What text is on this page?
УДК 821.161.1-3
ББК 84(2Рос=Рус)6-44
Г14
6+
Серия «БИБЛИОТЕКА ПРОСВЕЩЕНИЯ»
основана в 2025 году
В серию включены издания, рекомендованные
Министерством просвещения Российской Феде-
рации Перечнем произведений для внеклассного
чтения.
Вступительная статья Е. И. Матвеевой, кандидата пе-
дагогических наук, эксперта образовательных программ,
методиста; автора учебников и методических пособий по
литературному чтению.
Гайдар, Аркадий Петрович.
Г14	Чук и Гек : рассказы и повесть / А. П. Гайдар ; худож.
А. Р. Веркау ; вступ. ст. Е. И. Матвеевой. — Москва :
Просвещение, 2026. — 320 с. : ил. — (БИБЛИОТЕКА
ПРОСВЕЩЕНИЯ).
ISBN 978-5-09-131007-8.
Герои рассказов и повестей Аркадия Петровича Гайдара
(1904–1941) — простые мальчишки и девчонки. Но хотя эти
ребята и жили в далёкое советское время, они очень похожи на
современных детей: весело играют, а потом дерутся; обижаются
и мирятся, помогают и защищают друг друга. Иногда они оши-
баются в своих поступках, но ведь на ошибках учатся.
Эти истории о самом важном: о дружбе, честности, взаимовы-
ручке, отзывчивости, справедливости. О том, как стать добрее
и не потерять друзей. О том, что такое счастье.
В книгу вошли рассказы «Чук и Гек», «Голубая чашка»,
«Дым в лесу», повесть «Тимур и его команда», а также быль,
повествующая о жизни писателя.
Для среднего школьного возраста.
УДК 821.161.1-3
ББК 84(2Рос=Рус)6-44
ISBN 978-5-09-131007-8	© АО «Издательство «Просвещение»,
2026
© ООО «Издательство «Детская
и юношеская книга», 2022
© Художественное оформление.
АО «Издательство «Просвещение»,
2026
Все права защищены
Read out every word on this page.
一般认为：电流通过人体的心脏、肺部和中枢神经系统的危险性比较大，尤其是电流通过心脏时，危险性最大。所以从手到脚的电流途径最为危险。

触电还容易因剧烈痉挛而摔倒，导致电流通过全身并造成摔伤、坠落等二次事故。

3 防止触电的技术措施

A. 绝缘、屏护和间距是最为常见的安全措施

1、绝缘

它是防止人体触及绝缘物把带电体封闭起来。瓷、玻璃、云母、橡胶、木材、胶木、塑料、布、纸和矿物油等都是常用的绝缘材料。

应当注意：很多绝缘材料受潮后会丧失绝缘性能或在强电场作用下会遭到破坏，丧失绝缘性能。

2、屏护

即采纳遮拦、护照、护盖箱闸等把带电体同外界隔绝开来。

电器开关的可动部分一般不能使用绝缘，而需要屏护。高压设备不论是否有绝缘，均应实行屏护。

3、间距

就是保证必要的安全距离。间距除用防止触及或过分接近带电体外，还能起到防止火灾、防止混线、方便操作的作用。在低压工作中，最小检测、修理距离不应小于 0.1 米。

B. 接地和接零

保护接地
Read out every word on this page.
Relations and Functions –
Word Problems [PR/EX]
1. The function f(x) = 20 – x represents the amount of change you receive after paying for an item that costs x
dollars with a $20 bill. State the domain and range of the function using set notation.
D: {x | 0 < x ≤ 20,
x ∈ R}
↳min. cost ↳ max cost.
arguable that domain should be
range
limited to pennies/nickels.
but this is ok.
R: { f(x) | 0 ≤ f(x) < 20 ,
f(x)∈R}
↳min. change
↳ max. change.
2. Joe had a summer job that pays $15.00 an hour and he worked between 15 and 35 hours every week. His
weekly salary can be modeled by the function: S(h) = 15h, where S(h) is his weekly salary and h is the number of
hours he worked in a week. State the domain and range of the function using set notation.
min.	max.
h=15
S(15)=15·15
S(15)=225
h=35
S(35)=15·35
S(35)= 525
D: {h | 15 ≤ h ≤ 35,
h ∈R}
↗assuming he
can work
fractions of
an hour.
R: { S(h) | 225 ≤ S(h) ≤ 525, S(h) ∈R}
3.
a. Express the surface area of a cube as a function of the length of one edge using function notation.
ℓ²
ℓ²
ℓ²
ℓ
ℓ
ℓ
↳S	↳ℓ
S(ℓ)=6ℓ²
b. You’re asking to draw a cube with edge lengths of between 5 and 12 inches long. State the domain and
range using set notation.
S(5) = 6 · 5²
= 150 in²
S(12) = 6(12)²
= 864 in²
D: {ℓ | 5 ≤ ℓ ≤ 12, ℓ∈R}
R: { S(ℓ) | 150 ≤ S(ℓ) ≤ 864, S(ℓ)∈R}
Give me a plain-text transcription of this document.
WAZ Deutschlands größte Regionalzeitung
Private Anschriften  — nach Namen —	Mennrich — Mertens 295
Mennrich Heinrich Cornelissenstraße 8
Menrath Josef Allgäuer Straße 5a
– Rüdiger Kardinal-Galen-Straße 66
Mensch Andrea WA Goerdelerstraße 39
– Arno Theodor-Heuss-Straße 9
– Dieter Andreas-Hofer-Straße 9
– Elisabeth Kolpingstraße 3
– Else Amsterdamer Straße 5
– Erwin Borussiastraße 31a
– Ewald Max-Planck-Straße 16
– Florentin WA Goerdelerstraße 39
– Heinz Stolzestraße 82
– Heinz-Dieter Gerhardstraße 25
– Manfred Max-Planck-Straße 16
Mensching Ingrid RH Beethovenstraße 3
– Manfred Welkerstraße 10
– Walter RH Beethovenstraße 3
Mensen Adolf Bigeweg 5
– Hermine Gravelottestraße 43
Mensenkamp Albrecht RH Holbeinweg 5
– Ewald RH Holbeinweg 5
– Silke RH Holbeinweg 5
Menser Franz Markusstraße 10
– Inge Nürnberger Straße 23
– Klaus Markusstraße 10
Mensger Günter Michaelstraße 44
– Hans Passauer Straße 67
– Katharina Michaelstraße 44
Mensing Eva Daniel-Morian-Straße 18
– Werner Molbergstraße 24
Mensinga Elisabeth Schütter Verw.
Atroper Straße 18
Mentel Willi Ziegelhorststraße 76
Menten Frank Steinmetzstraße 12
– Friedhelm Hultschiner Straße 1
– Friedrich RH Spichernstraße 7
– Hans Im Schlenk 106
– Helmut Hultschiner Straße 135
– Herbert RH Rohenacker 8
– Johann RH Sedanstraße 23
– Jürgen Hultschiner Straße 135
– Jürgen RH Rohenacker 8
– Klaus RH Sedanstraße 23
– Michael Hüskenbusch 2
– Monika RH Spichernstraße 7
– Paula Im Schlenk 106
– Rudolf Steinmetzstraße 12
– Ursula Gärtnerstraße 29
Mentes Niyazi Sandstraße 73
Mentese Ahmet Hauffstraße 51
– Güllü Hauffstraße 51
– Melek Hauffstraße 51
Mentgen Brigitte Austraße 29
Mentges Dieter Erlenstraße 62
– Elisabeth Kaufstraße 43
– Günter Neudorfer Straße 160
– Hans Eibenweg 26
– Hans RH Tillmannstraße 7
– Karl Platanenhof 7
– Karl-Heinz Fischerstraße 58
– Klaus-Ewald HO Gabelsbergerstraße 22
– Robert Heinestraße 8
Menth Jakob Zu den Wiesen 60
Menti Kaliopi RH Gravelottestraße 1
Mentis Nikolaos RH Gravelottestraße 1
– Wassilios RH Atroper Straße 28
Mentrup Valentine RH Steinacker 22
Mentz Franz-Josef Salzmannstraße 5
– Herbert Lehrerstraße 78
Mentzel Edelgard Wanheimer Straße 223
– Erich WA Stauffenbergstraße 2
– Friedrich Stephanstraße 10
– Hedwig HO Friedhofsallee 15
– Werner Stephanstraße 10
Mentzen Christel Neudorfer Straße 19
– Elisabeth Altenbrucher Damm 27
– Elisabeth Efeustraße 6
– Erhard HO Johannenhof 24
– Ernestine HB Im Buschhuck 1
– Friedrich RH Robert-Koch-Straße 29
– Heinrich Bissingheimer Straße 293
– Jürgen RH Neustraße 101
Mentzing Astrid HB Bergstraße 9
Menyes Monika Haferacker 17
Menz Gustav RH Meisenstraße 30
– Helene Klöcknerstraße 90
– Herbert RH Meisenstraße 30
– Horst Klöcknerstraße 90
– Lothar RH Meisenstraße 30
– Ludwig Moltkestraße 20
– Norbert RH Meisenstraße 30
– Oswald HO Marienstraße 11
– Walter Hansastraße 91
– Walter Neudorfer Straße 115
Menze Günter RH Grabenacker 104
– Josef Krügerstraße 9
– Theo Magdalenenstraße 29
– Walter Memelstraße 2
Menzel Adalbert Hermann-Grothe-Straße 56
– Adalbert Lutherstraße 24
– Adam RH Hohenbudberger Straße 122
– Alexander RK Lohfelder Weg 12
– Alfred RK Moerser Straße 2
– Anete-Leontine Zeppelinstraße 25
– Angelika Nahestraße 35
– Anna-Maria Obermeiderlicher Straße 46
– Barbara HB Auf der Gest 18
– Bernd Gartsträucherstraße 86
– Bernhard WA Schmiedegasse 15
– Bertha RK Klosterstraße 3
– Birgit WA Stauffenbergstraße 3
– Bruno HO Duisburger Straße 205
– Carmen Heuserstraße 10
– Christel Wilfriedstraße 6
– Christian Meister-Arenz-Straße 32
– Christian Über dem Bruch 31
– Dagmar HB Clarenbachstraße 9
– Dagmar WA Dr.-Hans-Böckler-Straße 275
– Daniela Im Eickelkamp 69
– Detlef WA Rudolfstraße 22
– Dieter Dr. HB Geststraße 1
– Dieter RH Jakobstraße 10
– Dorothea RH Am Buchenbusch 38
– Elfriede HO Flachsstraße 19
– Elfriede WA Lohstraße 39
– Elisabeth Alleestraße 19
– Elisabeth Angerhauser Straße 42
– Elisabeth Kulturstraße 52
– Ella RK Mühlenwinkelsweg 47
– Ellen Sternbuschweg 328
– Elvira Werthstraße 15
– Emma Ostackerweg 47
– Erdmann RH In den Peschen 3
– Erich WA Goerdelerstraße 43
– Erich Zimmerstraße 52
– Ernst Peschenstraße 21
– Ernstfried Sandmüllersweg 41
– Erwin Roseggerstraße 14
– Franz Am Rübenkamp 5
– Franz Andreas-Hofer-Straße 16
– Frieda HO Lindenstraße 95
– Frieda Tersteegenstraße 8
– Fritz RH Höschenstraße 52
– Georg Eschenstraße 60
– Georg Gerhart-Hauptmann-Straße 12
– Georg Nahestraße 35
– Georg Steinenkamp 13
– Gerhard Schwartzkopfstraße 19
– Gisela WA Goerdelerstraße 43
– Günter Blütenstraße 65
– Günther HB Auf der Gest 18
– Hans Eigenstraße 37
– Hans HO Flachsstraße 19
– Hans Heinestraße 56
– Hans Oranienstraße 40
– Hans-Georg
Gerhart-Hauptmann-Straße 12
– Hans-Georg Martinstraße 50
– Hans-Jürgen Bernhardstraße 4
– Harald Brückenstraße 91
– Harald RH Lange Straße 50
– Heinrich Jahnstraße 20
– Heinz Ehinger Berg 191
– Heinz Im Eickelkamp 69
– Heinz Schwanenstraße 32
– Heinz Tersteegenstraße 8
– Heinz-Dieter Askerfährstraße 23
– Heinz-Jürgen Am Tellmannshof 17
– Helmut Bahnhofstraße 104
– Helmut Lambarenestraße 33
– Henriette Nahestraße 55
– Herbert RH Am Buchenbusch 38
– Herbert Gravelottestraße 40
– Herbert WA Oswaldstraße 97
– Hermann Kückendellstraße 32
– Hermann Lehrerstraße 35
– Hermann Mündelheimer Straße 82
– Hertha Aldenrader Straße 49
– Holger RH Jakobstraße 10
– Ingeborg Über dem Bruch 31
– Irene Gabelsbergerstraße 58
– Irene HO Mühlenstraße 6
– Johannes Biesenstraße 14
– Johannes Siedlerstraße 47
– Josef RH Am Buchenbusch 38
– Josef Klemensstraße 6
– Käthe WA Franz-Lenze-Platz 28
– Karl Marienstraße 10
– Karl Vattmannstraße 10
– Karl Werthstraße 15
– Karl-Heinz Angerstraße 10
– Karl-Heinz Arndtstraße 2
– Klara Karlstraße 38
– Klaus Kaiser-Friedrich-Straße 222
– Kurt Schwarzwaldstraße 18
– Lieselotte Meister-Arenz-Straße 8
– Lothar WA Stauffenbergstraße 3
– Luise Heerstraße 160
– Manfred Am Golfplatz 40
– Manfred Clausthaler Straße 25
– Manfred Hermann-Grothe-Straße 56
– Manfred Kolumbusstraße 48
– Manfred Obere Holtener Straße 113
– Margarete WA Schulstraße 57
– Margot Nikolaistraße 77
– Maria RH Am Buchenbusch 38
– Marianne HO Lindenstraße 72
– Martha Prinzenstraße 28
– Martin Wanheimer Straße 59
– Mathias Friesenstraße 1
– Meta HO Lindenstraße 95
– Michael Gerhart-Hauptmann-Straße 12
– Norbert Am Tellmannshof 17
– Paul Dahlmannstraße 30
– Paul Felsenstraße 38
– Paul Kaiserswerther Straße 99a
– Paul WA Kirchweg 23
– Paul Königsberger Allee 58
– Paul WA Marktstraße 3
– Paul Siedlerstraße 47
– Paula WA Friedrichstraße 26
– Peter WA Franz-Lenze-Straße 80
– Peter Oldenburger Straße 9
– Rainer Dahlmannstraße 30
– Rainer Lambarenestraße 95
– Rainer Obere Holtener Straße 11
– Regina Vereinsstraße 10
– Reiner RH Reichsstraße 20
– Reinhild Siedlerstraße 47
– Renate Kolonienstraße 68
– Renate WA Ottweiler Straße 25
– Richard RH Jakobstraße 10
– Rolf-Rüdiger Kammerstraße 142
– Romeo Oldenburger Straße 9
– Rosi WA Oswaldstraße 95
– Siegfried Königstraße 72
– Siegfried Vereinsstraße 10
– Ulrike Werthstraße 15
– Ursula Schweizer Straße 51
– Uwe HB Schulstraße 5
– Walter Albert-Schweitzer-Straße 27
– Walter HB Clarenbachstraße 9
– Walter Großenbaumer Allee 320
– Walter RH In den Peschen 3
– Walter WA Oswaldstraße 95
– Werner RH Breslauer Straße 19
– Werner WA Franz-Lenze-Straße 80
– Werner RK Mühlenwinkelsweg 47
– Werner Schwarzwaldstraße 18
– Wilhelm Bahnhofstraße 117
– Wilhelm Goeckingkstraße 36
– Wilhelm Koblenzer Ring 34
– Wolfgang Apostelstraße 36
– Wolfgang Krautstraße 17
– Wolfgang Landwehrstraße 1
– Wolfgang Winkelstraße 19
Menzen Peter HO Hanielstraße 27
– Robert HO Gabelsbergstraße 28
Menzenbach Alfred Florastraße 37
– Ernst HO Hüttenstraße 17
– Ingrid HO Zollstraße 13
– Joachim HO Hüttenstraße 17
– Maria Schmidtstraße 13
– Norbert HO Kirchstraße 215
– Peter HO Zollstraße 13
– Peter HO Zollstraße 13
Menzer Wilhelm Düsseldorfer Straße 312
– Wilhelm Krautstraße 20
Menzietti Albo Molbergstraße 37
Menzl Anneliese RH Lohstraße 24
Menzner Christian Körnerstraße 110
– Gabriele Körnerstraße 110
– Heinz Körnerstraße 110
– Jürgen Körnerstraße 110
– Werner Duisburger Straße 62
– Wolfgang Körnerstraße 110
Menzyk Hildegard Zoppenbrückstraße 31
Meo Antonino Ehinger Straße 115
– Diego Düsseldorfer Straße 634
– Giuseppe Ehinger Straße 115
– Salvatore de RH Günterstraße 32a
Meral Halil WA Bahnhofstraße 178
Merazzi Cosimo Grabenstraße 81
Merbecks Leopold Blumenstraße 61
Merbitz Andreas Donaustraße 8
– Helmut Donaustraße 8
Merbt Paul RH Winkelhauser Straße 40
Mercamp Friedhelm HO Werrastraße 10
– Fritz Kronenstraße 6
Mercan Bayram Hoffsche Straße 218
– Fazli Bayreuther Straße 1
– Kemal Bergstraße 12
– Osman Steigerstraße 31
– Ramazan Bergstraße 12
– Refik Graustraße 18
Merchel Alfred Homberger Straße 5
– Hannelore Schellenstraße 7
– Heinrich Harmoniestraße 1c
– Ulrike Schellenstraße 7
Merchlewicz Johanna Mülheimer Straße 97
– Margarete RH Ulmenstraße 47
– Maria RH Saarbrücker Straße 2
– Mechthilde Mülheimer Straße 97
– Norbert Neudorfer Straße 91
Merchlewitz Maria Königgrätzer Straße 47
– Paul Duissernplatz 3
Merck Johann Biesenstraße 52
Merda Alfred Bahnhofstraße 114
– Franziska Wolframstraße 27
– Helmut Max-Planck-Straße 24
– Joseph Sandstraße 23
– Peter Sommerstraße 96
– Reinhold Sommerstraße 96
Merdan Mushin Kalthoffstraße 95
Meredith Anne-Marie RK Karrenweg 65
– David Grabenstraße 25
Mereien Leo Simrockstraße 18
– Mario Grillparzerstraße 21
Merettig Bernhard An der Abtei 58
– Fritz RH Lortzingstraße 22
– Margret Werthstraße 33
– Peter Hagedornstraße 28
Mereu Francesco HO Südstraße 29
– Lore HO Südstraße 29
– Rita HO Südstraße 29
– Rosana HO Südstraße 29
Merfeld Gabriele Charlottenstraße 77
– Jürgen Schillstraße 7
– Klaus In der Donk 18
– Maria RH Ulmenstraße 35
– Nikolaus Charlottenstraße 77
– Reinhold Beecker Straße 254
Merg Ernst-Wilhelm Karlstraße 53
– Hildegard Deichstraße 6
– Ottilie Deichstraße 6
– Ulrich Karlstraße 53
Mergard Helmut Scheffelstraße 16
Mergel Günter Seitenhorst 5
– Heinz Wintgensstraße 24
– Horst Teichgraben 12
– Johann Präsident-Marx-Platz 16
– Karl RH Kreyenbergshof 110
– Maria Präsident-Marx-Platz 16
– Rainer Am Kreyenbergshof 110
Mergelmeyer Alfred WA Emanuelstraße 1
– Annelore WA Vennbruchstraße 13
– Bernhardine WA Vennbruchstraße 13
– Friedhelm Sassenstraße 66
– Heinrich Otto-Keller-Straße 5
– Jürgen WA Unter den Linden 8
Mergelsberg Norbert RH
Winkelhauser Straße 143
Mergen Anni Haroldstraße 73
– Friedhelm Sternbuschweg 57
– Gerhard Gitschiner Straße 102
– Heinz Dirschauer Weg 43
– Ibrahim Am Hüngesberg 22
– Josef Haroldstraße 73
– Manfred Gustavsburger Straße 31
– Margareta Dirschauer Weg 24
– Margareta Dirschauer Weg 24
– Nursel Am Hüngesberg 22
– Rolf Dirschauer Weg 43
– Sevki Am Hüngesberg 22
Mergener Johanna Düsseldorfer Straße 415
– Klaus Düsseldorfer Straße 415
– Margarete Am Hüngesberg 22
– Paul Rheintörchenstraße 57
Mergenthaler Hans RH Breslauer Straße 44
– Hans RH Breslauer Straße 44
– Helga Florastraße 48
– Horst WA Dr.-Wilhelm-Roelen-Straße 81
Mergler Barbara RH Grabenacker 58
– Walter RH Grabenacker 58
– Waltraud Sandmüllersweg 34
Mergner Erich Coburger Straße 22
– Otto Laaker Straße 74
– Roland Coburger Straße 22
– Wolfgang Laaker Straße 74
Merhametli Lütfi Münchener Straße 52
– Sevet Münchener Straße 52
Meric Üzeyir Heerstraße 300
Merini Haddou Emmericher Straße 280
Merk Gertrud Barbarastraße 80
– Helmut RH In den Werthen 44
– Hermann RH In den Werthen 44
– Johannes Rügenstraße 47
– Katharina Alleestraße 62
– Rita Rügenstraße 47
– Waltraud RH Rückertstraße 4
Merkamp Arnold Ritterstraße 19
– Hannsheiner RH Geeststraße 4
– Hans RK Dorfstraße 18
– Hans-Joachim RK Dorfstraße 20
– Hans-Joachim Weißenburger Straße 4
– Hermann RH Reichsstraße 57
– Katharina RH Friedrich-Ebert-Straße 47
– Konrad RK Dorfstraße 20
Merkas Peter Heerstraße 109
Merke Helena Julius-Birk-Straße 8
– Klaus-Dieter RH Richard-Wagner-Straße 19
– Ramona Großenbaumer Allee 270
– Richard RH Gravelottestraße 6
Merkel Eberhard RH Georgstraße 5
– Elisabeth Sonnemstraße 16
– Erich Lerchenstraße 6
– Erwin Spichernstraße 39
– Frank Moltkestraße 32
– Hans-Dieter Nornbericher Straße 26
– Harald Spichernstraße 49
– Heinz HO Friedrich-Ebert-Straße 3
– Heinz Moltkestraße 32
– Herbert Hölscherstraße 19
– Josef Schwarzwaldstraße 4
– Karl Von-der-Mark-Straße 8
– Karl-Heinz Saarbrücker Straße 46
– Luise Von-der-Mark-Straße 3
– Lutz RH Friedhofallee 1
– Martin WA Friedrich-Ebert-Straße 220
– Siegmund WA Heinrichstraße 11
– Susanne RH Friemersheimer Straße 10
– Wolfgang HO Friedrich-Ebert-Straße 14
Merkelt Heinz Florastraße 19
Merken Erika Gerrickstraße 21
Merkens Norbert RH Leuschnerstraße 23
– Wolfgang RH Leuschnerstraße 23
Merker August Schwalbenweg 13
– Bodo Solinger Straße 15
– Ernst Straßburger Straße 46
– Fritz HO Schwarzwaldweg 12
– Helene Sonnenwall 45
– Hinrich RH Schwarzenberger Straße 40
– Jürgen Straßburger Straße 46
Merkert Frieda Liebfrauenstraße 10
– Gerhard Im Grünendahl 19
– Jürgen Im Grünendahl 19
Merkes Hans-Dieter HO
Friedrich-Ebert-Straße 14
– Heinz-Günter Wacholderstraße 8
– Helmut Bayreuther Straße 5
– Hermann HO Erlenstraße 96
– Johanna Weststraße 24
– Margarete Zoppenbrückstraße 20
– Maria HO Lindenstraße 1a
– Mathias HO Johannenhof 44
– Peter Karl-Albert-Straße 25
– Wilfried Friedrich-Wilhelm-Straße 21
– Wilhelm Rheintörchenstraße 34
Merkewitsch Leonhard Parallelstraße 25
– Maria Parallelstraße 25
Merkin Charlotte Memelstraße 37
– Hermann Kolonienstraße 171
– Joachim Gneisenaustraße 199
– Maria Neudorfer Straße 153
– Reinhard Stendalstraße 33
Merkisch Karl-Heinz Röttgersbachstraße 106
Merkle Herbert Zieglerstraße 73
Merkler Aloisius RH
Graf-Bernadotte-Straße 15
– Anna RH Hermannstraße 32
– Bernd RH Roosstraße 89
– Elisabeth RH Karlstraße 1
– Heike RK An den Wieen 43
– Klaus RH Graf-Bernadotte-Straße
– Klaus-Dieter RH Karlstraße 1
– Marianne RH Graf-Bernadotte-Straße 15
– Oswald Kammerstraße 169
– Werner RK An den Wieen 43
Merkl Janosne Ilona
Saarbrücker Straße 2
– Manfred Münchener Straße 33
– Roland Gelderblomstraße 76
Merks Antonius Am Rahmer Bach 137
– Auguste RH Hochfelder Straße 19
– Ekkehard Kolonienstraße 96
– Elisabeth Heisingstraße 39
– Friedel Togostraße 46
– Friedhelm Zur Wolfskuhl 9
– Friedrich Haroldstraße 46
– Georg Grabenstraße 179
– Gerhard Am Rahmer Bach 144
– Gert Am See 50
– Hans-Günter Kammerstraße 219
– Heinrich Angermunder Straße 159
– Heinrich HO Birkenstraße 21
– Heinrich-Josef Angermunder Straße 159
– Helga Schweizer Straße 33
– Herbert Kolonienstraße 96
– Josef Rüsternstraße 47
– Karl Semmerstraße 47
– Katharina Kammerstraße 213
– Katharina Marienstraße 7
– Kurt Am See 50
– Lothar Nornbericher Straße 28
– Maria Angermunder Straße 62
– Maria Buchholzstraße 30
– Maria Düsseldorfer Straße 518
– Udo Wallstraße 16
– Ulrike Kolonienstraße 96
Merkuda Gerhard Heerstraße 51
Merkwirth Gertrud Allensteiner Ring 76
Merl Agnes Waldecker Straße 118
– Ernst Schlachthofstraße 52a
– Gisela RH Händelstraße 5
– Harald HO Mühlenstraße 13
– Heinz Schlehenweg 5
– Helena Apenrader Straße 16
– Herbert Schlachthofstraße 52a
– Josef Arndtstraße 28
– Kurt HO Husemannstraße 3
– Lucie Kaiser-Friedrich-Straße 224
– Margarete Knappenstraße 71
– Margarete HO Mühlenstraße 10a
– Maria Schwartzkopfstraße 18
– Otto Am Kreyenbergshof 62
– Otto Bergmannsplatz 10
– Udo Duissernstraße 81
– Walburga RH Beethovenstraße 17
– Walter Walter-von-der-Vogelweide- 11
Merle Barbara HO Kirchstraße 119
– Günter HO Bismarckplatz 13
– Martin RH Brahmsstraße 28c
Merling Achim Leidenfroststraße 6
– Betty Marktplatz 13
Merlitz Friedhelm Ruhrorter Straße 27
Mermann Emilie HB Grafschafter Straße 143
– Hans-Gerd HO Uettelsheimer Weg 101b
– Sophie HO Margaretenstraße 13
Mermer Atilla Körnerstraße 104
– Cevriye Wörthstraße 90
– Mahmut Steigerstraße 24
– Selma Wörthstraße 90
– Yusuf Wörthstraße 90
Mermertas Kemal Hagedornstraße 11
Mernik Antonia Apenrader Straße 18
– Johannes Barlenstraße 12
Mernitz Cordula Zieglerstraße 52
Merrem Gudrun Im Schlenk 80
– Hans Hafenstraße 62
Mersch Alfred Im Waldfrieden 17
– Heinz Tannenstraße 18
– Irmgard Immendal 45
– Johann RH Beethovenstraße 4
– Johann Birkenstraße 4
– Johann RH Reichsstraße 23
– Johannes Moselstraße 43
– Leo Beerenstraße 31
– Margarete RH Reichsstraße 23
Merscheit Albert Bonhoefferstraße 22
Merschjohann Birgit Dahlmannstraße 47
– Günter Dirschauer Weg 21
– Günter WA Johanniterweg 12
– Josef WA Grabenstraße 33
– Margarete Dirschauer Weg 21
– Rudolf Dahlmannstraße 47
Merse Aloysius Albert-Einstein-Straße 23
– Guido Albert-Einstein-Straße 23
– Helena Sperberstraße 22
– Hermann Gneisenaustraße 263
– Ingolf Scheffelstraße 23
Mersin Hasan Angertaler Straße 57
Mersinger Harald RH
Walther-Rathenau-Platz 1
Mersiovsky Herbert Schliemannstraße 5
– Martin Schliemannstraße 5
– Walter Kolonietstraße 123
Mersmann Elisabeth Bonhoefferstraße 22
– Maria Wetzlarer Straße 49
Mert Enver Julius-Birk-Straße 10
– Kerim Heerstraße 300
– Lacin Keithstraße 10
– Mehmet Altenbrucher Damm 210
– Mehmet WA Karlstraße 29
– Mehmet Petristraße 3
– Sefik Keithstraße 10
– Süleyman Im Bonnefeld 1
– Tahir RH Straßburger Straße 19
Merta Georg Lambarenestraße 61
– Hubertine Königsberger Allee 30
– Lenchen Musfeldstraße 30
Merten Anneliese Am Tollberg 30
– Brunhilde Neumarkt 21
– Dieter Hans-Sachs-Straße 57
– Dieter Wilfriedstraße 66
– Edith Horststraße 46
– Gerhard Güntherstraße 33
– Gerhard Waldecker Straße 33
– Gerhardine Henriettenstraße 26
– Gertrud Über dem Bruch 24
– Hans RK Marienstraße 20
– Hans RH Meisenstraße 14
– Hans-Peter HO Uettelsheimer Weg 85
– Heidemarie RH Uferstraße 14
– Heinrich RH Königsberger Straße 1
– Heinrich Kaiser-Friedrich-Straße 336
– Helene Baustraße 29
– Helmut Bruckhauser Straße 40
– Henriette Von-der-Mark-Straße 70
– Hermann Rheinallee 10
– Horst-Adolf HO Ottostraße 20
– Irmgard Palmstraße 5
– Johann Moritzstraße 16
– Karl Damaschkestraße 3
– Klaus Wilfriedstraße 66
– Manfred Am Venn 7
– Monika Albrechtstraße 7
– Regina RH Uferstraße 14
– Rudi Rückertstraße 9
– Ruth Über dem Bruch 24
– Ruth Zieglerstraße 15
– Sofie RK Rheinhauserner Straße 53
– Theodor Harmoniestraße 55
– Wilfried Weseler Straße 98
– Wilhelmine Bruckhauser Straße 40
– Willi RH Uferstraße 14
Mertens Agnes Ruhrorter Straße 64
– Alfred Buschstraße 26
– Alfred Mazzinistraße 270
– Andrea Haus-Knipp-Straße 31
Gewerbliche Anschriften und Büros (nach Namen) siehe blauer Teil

**Set problem**
Pull out all lines from the entries above that include the word "Jürgen".

**Complete answer**
– Jürgen Hultschiner Straße 135
– Jürgen RH Rohenacker 8
– Jürgen RH Neustraße 101
– Hans-Jürgen Bernhardstraße 4
– Heinz-Jürgen Am Tellmannshof 17
– Jürgen Körnerstraße 110
– Jürgen Schillstraße 7
– Jürgen WA Unter den Linden 8
– Jürgen Straßburger Straße 46
– Jürgen Im Grünendahl 19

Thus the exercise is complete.